● **What to work on**: Every line of the records must be repeated exactly; pictures stay out.

● **Information supplied**:
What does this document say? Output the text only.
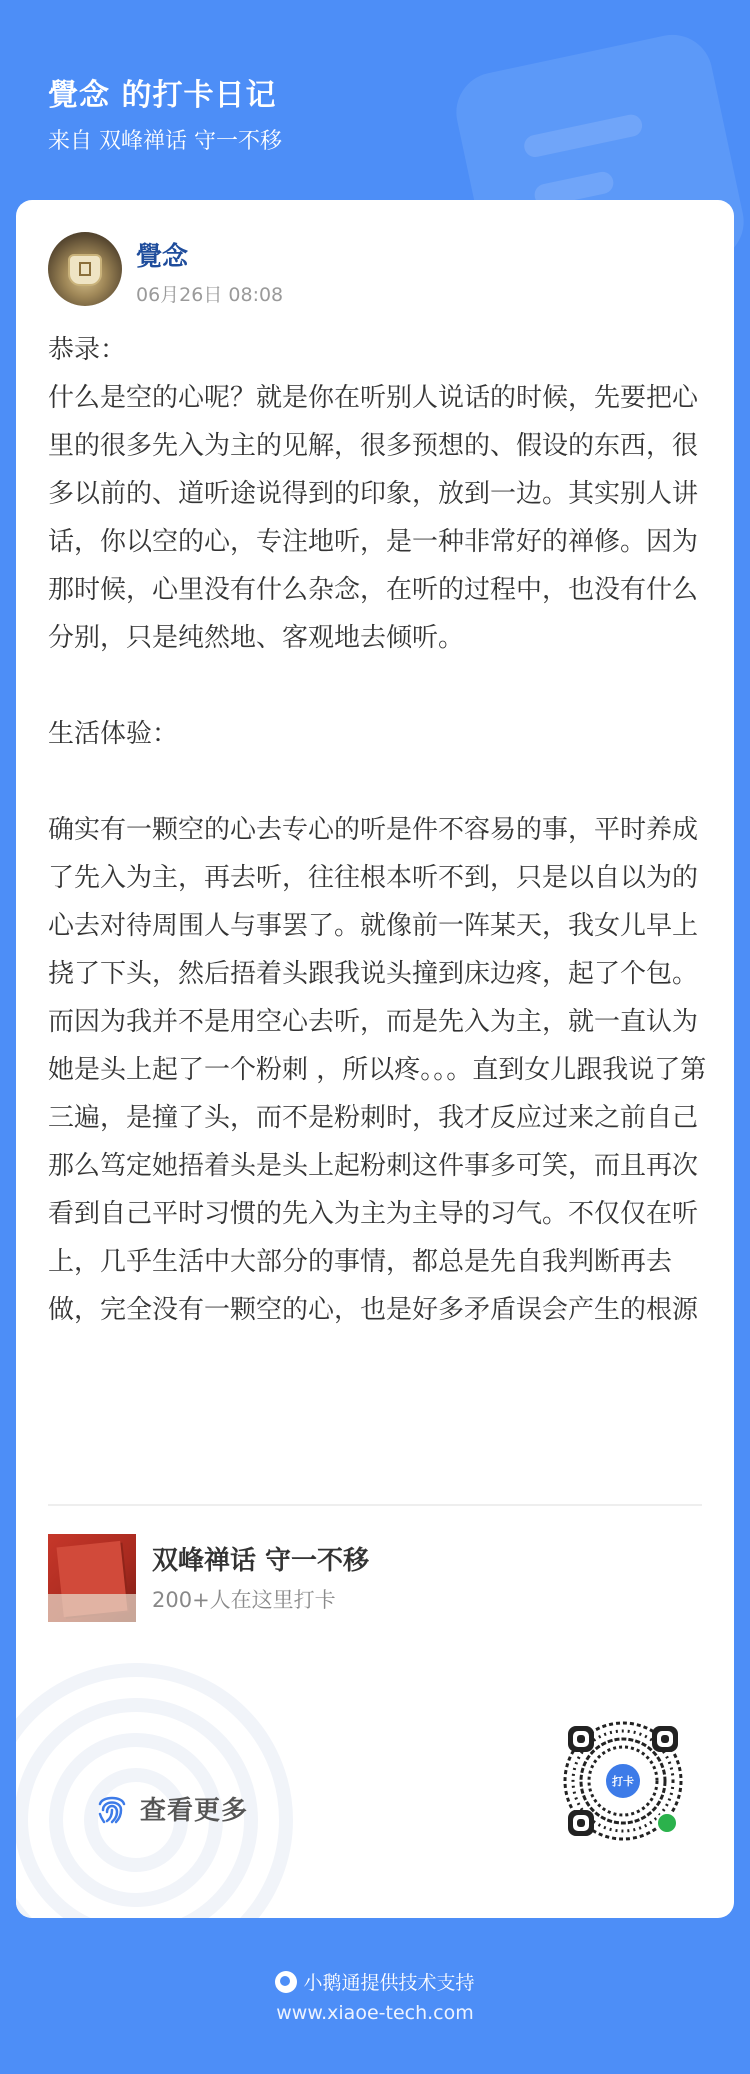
覺念 的打卡日记
来自 双峰禅话 守一不移
覺念
06月26日 08:08
恭录：
什么是空的心呢？就是你在听别人说话的时候，先要把心里的很多先入为主的见解，很多预想的、假设的东西，很多以前的、道听途说得到的印象，放到一边。其实别人讲话，你以空的心，专注地听，是一种非常好的禅修。因为那时候，心里没有什么杂念，在听的过程中，也没有什么分别，只是纯然地、客观地去倾听。

生活体验：

确实有一颗空的心去专心的听是件不容易的事，平时养成了先入为主，再去听，往往根本听不到，只是以自以为的心去对待周围人与事罢了。就像前一阵某天，我女儿早上挠了下头，然后捂着头跟我说头撞到床边疼，起了个包。而因为我并不是用空心去听，而是先入为主，就一直认为她是头上起了一个粉刺 ，所以疼。。。直到女儿跟我说了第三遍，是撞了头，而不是粉刺时，我才反应过来之前自己那么笃定她捂着头是头上起粉刺这件事多可笑，而且再次看到自己平时习惯的先入为主为主导的习气。不仅仅在听上，几乎生活中大部分的事情，都总是先自我判断再去做，完全没有一颗空的心，也是好多矛盾误会产生的根源
双峰禅话 守一不移
200+人在这里打卡
查看更多
打卡
小鹅通提供技术支持
www.xiaoe-tech.com
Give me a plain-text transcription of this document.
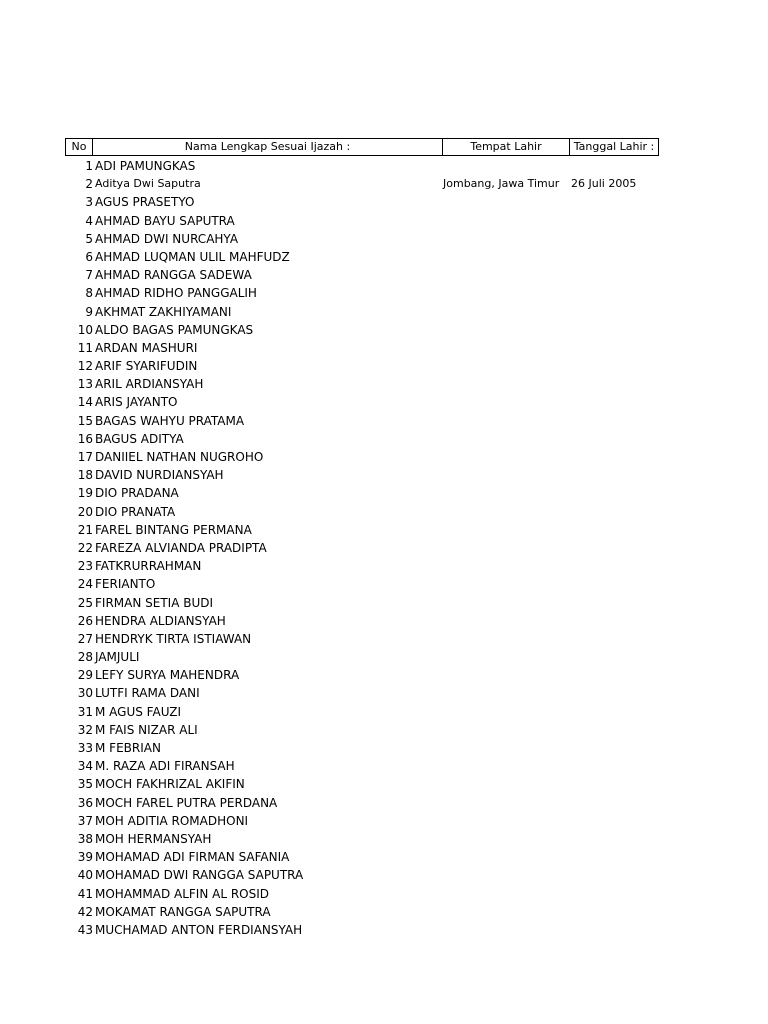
No	Nama Lengkap Sesuai Ijazah :	Tempat Lahir	Tanggal Lahir :
1 ADI PAMUNGKAS
2 Aditya Dwi Saputra	Jombang, Jawa Timur 26 Juli 2005
3 AGUS PRASETYO
4 AHMAD BAYU SAPUTRA
5 AHMAD DWI NURCAHYA
6 AHMAD LUQMAN ULIL MAHFUDZ
7 AHMAD RANGGA SADEWA
8 AHMAD RIDHO PANGGALIH
9 AKHMAT ZAKHIYAMANI
10 ALDO BAGAS PAMUNGKAS
11 ARDAN MASHURI
12 ARIF SYARIFUDIN
13 ARIL ARDIANSYAH
14 ARIS JAYANTO
15 BAGAS WAHYU PRATAMA
16 BAGUS ADITYA
17 DANIIEL NATHAN NUGROHO
18 DAVID NURDIANSYAH
19 DIO PRADANA
20 DIO PRANATA
21 FAREL BINTANG PERMANA
22 FAREZA ALVIANDA PRADIPTA
23 FATKRURRAHMAN
24 FERIANTO
25 FIRMAN SETIA BUDI
26 HENDRA ALDIANSYAH
27 HENDRYK TIRTA ISTIAWAN
28 JAMJULI
29 LEFY SURYA MAHENDRA
30 LUTFI RAMA DANI
31 M AGUS FAUZI
32 M FAIS NIZAR ALI
33 M FEBRIAN
34 M. RAZA ADI FIRANSAH
35 MOCH FAKHRIZAL AKIFIN
36 MOCH FAREL PUTRA PERDANA
37 MOH ADITIA ROMADHONI
38 MOH HERMANSYAH
39 MOHAMAD ADI FIRMAN SAFANIA
40 MOHAMAD DWI RANGGA SAPUTRA
41 MOHAMMAD ALFIN AL ROSID
42 MOKAMAT RANGGA SAPUTRA
43 MUCHAMAD ANTON FERDIANSYAH
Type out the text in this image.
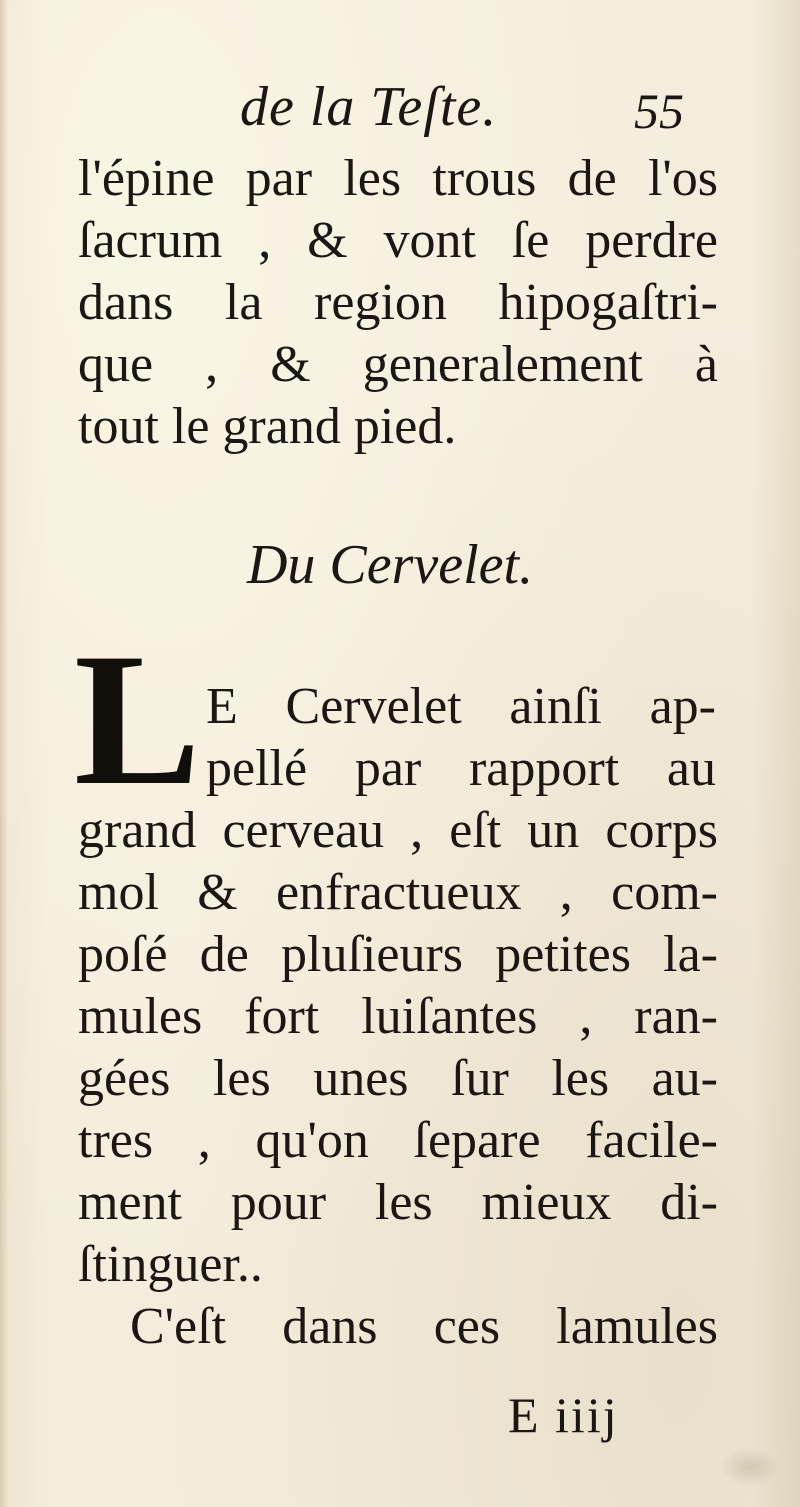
de la Teſte.	55
l'épine par les trous de l'os
ſacrum , & vont ſe perdre
dans la region hipogaſtri-
que , & generalement à
tout le grand pied.
Du Cervelet.
L E Cervelet ainſi ap-
pellé par rapport au
grand cerveau , eſt un corps
mol & enfractueux , com-
poſé de pluſieurs petites la-
mules fort luiſantes , ran-
gées les unes ſur les au-
tres , qu'on ſepare facile-
ment pour les mieux di-
ſtinguer..
C'eſt dans ces lamules
E iiij
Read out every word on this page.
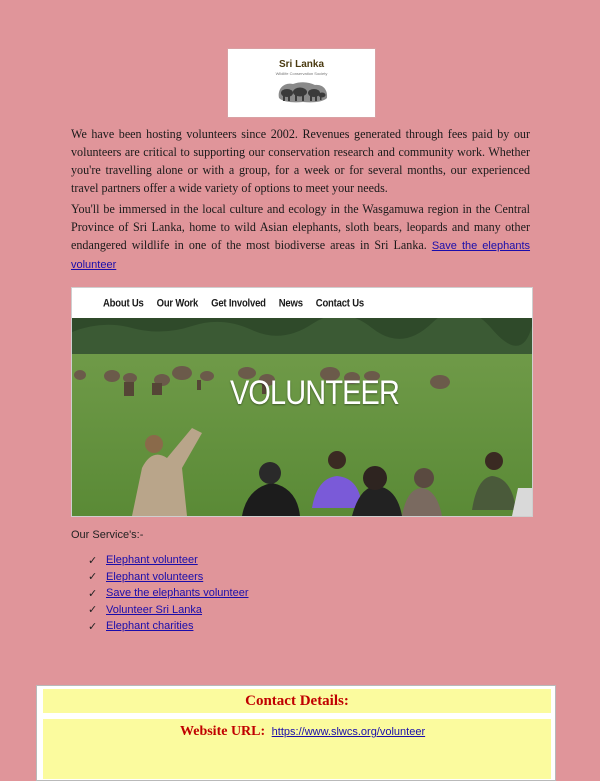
Sri Lanka
Wildlife Conservation Society

We have been hosting volunteers since 2002. Revenues generated through fees paid by our volunteers are critical to supporting our conservation research and community work. Whether you're travelling alone or with a group, for a week or for several months, our experienced travel partners offer a wide variety of options to meet your needs.

You'll be immersed in the local culture and ecology in the Wasgamuwa region in the Central Province of Sri Lanka, home to wild Asian elephants, sloth bears, leopards and many other endangered wildlife in one of the most biodiverse areas in Sri Lanka. Save the elephants volunteer

About Us Our Work Get Involved News Contact Us
VOLUNTEER
Our Service's:-
✓ Elephant volunteer
✓ Elephant volunteers
✓ Save the elephants volunteer
✓ Volunteer Sri Lanka
✓ Elephant charities
Contact Details:
Website URL: https://www.slwcs.org/volunteer
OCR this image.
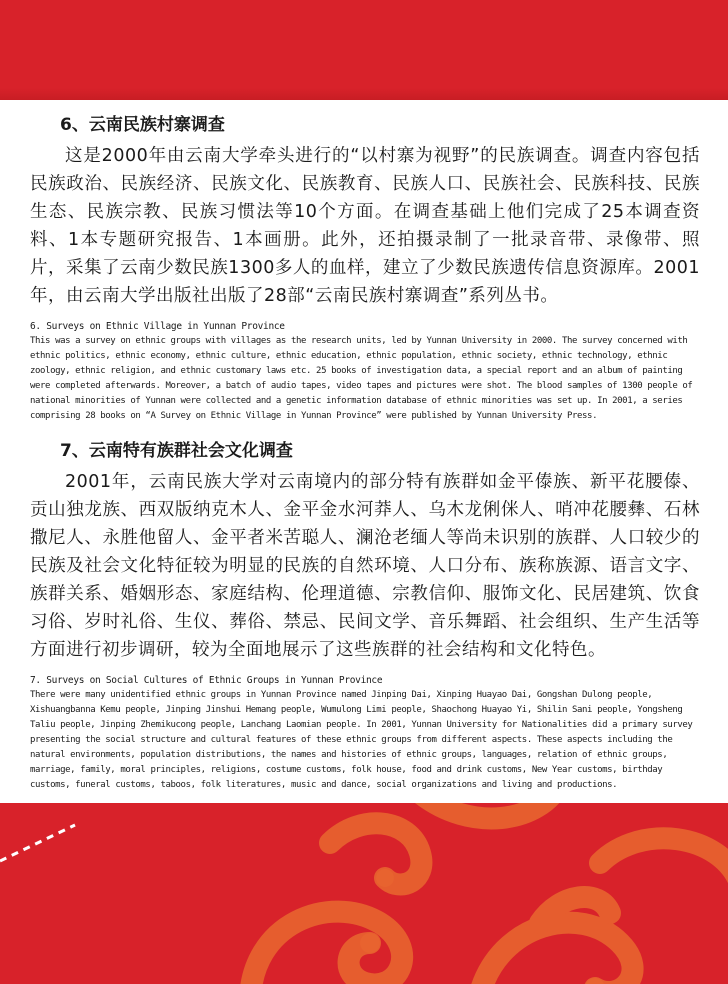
6、云南民族村寨调查

这是2000年由云南大学牵头进行的“以村寨为视野”的民族调查。调查内容包括民族政治、民族经济、民族文化、民族教育、民族人口、民族社会、民族科技、民族生态、民族宗教、民族习惯法等10个方面。在调查基础上他们完成了25本调查资料、1本专题研究报告、1本画册。此外，还拍摄录制了一批录音带、录像带、照片，采集了云南少数民族1300多人的血样，建立了少数民族遗传信息资源库。2001年，由云南大学出版社出版了28部“云南民族村寨调查”系列丛书。

6. Surveys on Ethnic Village in Yunnan Province

This was a survey on ethnic groups with villages as the research units, led by Yunnan University in 2000. The survey concerned with ethnic politics, ethnic economy, ethnic culture, ethnic education, ethnic population, ethnic society, ethnic technology, ethnic zoology, ethnic religion, and ethnic customary laws etc. 25 books of investigation data, a special report and an album of painting were completed afterwards. Moreover, a batch of audio tapes, video tapes and pictures were shot. The blood samples of 1300 people of national minorities of Yunnan were collected and a genetic information database of ethnic minorities was set up. In 2001, a series comprising 28 books on “A Survey on Ethnic Village in Yunnan Province” were published by Yunnan University Press.

7、云南特有族群社会文化调查

2001年，云南民族大学对云南境内的部分特有族群如金平傣族、新平花腰傣、贡山独龙族、西双版纳克木人、金平金水河莽人、乌木龙俐侎人、哨冲花腰彝、石林撒尼人、永胜他留人、金平者米苦聪人、澜沧老缅人等尚未识别的族群、人口较少的民族及社会文化特征较为明显的民族的自然环境、人口分布、族称族源、语言文字、族群关系、婚姻形态、家庭结构、伦理道德、宗教信仰、服饰文化、民居建筑、饮食习俗、岁时礼俗、生仪、葬俗、禁忌、民间文学、音乐舞蹈、社会组织、生产生活等方面进行初步调研，较为全面地展示了这些族群的社会结构和文化特色。

7. Surveys on Social Cultures of Ethnic Groups in Yunnan Province

There were many unidentified ethnic groups in Yunnan Province named Jinping Dai, Xinping Huayao Dai, Gongshan Dulong people, Xishuangbanna Kemu people, Jinping Jinshui Hemang people, Wumulong Limi people, Shaochong Huayao Yi, Shilin Sani people, Yongsheng Taliu people, Jinping Zhemikucong people, Lanchang Laomian people. In 2001, Yunnan University for Nationalities did a primary survey presenting the social structure and cultural features of these ethnic groups from different aspects. These aspects including the natural environments, population distributions, the names and histories of ethnic groups, languages, relation of ethnic groups, marriage, family, moral principles, religions, costume customs, folk house, food and drink customs, New Year customs, birthday customs, funeral customs, taboos, folk literatures, music and dance, social organizations and living and productions.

● **Response below**:
What does this document say? Output the text only.
覺念 的打卡日记
来自 双峰禅话 守一不移
覺念
06月26日 08:08
恭录：
什么是空的心呢？就是你在听别人说话的时候，先要把心里的很多先入为主的见解，很多预想的、假设的东西，很多以前的、道听途说得到的印象，放到一边。其实别人讲话，你以空的心，专注地听，是一种非常好的禅修。因为那时候，心里没有什么杂念，在听的过程中，也没有什么分别，只是纯然地、客观地去倾听。

生活体验：

确实有一颗空的心去专心的听是件不容易的事，平时养成了先入为主，再去听，往往根本听不到，只是以自以为的心去对待周围人与事罢了。就像前一阵某天，我女儿早上挠了下头，然后捂着头跟我说头撞到床边疼，起了个包。而因为我并不是用空心去听，而是先入为主，就一直认为她是头上起了一个粉刺 ，所以疼。。。直到女儿跟我说了第三遍，是撞了头，而不是粉刺时，我才反应过来之前自己那么笃定她捂着头是头上起粉刺这件事多可笑，而且再次看到自己平时习惯的先入为主为主导的习气。不仅仅在听上，几乎生活中大部分的事情，都总是先自我判断再去做，完全没有一颗空的心，也是好多矛盾误会产生的根源
双峰禅话 守一不移
200+人在这里打卡
查看更多
打卡
小鹅通提供技术支持
www.xiaoe-tech.com
Give me a plain-text transcription of this document.
No	Nama Lengkap Sesuai Ijazah :	Tempat Lahir	Tanggal Lahir :
1 ADI PAMUNGKAS
2 Aditya Dwi Saputra	Jombang, Jawa Timur 26 Juli 2005
3 AGUS PRASETYO
4 AHMAD BAYU SAPUTRA
5 AHMAD DWI NURCAHYA
6 AHMAD LUQMAN ULIL MAHFUDZ
7 AHMAD RANGGA SADEWA
8 AHMAD RIDHO PANGGALIH
9 AKHMAT ZAKHIYAMANI
10 ALDO BAGAS PAMUNGKAS
11 ARDAN MASHURI
12 ARIF SYARIFUDIN
13 ARIL ARDIANSYAH
14 ARIS JAYANTO
15 BAGAS WAHYU PRATAMA
16 BAGUS ADITYA
17 DANIIEL NATHAN NUGROHO
18 DAVID NURDIANSYAH
19 DIO PRADANA
20 DIO PRANATA
21 FAREL BINTANG PERMANA
22 FAREZA ALVIANDA PRADIPTA
23 FATKRURRAHMAN
24 FERIANTO
25 FIRMAN SETIA BUDI
26 HENDRA ALDIANSYAH
27 HENDRYK TIRTA ISTIAWAN
28 JAMJULI
29 LEFY SURYA MAHENDRA
30 LUTFI RAMA DANI
31 M AGUS FAUZI
32 M FAIS NIZAR ALI
33 M FEBRIAN
34 M. RAZA ADI FIRANSAH
35 MOCH FAKHRIZAL AKIFIN
36 MOCH FAREL PUTRA PERDANA
37 MOH ADITIA ROMADHONI
38 MOH HERMANSYAH
39 MOHAMAD ADI FIRMAN SAFANIA
40 MOHAMAD DWI RANGGA SAPUTRA
41 MOHAMMAD ALFIN AL ROSID
42 MOKAMAT RANGGA SAPUTRA
43 MUCHAMAD ANTON FERDIANSYAH
Type out the text in this image.
de la Teſte.	55
l'épine par les trous de l'os
ſacrum , & vont ſe perdre
dans la region hipogaſtri-
que , & generalement à
tout le grand pied.
Du Cervelet.
L E Cervelet ainſi ap-
pellé par rapport au
grand cerveau , eſt un corps
mol & enfractueux , com-
poſé de pluſieurs petites la-
mules fort luiſantes , ran-
gées les unes ſur les au-
tres , qu'on ſepare facile-
ment pour les mieux di-
ſtinguer..
C'eſt dans ces lamules
E iiij
Read out every word on this page.
Sri Lanka
Wildlife Conservation Society

We have been hosting volunteers since 2002. Revenues generated through fees paid by our volunteers are critical to supporting our conservation research and community work. Whether you're travelling alone or with a group, for a week or for several months, our experienced travel partners offer a wide variety of options to meet your needs.

You'll be immersed in the local culture and ecology in the Wasgamuwa region in the Central Province of Sri Lanka, home to wild Asian elephants, sloth bears, leopards and many other endangered wildlife in one of the most biodiverse areas in Sri Lanka. Save the elephants volunteer

About Us Our Work Get Involved News Contact Us
VOLUNTEER
Our Service's:-
✓ Elephant volunteer
✓ Elephant volunteers
✓ Save the elephants volunteer
✓ Volunteer Sri Lanka
✓ Elephant charities
Contact Details:
Website URL: https://www.slwcs.org/volunteer
OCR this image.
6、云南民族村寨调查

这是2000年由云南大学牵头进行的“以村寨为视野”的民族调查。调查内容包括民族政治、民族经济、民族文化、民族教育、民族人口、民族社会、民族科技、民族生态、民族宗教、民族习惯法等10个方面。在调查基础上他们完成了25本调查资料、1本专题研究报告、1本画册。此外，还拍摄录制了一批录音带、录像带、照片，采集了云南少数民族1300多人的血样，建立了少数民族遗传信息资源库。2001年，由云南大学出版社出版了28部“云南民族村寨调查”系列丛书。

6. Surveys on Ethnic Village in Yunnan Province

This was a survey on ethnic groups with villages as the research units, led by Yunnan University in 2000. The survey concerned with ethnic politics, ethnic economy, ethnic culture, ethnic education, ethnic population, ethnic society, ethnic technology, ethnic zoology, ethnic religion, and ethnic customary laws etc. 25 books of investigation data, a special report and an album of painting were completed afterwards. Moreover, a batch of audio tapes, video tapes and pictures were shot. The blood samples of 1300 people of national minorities of Yunnan were collected and a genetic information database of ethnic minorities was set up. In 2001, a series comprising 28 books on “A Survey on Ethnic Village in Yunnan Province” were published by Yunnan University Press.

7、云南特有族群社会文化调查

2001年，云南民族大学对云南境内的部分特有族群如金平傣族、新平花腰傣、贡山独龙族、西双版纳克木人、金平金水河莽人、乌木龙俐侎人、哨冲花腰彝、石林撒尼人、永胜他留人、金平者米苦聪人、澜沧老缅人等尚未识别的族群、人口较少的民族及社会文化特征较为明显的民族的自然环境、人口分布、族称族源、语言文字、族群关系、婚姻形态、家庭结构、伦理道德、宗教信仰、服饰文化、民居建筑、饮食习俗、岁时礼俗、生仪、葬俗、禁忌、民间文学、音乐舞蹈、社会组织、生产生活等方面进行初步调研，较为全面地展示了这些族群的社会结构和文化特色。

7. Surveys on Social Cultures of Ethnic Groups in Yunnan Province

There were many unidentified ethnic groups in Yunnan Province named Jinping Dai, Xinping Huayao Dai, Gongshan Dulong people, Xishuangbanna Kemu people, Jinping Jinshui Hemang people, Wumulong Limi people, Shaochong Huayao Yi, Shilin Sani people, Yongsheng Taliu people, Jinping Zhemikucong people, Lanchang Laomian people. In 2001, Yunnan University for Nationalities did a primary survey presenting the social structure and cultural features of these ethnic groups from different aspects. These aspects including the natural environments, population distributions, the names and histories of ethnic groups, languages, relation of ethnic groups, marriage, family, moral principles, religions, costume customs, folk house, food and drink customs, New Year customs, birthday customs, funeral customs, taboos, folk literatures, music and dance, social organizations and living and productions.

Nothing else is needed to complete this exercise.